Written task:
Of the lines listed below, how many contain the string "любов"? Answer with the number alone.
┌─ Exercise data
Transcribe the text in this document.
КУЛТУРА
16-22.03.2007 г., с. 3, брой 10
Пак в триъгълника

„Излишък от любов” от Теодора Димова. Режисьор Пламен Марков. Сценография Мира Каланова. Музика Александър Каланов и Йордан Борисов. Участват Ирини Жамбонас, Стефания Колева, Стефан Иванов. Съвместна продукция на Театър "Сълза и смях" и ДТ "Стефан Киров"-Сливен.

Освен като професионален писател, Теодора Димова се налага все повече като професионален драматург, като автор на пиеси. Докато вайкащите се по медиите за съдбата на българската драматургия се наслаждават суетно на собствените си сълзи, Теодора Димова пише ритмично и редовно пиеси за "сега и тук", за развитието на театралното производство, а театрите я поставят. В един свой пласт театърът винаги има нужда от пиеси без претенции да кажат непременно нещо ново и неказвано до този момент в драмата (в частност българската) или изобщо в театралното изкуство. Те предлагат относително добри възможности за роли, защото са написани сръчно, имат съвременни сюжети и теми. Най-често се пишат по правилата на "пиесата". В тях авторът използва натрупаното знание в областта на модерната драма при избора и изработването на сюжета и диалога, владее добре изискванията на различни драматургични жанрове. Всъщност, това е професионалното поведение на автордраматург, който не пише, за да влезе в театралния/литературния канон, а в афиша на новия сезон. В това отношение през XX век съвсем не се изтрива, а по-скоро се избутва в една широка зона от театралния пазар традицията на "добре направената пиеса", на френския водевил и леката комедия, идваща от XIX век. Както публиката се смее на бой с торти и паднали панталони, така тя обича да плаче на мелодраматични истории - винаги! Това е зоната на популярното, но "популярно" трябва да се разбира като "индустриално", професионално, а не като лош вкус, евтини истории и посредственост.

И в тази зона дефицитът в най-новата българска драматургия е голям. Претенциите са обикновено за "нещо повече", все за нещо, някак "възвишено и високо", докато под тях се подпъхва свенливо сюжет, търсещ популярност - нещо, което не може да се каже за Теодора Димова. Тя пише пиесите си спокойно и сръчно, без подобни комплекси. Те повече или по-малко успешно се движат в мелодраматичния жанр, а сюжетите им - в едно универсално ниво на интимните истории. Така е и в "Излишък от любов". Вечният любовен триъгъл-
└─
Exercise output:
2